Task to complete:
Wherever the string "развития" appears in a line, extract that line.

===== Information provided

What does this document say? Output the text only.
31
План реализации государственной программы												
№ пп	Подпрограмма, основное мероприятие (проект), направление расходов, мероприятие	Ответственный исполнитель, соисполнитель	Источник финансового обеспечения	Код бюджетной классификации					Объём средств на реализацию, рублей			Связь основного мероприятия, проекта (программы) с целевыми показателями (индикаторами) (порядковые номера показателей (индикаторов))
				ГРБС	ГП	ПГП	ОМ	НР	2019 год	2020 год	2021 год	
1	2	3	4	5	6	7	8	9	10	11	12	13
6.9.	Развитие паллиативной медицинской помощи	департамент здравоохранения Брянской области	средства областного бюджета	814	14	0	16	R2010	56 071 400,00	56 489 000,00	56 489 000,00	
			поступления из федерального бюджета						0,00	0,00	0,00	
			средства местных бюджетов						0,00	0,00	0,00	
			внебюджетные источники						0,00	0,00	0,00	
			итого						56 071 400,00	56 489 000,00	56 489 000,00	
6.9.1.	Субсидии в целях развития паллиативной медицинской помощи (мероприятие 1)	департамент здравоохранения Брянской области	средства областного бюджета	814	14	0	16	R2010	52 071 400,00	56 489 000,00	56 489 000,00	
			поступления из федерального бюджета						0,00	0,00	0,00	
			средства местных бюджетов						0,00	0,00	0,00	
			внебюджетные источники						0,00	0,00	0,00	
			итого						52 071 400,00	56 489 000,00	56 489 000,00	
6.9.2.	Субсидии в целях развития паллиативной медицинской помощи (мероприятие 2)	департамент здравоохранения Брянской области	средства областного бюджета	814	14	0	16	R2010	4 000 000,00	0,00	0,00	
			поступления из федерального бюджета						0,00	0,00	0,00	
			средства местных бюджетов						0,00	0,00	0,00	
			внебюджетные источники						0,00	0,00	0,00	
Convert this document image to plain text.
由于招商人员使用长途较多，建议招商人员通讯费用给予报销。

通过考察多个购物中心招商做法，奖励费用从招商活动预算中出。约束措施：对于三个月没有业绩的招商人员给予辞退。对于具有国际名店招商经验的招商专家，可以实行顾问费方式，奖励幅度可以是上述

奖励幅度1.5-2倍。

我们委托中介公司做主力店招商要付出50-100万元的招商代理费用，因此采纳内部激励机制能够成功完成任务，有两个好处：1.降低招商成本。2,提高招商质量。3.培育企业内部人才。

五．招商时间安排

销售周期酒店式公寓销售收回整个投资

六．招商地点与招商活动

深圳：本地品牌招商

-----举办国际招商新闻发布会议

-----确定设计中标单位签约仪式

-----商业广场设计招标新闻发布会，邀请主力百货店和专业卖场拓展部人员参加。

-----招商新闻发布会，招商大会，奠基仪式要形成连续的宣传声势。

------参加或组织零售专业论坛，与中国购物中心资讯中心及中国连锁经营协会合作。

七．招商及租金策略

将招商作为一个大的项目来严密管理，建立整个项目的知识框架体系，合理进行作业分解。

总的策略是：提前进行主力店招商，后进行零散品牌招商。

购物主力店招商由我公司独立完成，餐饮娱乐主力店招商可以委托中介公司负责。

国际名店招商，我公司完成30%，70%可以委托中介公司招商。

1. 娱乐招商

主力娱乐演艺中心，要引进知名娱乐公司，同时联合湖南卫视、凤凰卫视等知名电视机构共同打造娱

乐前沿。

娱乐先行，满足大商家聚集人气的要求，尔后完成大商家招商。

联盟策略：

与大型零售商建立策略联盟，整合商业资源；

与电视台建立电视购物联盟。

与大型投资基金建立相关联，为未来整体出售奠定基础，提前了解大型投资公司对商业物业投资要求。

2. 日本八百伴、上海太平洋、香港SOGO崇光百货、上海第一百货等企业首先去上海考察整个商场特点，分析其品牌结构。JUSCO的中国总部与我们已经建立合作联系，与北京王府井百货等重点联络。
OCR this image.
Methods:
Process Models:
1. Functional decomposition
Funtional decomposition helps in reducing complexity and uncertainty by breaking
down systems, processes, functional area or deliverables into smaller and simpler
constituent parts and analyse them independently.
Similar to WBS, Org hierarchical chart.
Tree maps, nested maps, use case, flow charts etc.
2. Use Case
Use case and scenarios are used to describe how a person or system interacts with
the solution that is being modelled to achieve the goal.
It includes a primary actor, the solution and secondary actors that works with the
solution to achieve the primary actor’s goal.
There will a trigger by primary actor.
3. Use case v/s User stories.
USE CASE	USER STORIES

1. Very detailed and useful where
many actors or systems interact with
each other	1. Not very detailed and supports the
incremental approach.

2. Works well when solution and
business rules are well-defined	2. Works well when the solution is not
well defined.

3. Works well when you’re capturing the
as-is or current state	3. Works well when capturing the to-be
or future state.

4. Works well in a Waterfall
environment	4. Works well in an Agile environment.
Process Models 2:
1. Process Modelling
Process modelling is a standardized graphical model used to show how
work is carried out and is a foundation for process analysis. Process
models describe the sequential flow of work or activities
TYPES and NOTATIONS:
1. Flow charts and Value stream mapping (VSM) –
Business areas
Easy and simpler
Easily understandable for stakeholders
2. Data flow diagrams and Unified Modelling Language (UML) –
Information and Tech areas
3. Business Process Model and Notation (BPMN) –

==========

Expected answer:
6.9.1.	Субсидии в целях развития паллиативной медицинской помощи (мероприятие 1)	департамент здравоохранения Брянской области	средства областного бюджета	814	14	0	16	R2010	52 071 400,00	56 489 000,00	56 489 000,00	
6.9.2.	Субсидии в целях развития паллиативной медицинской помощи (мероприятие 2)	департамент здравоохранения Брянской области	средства областного бюджета	814	14	0	16	R2010	4 000 000,00	0,00	0,00	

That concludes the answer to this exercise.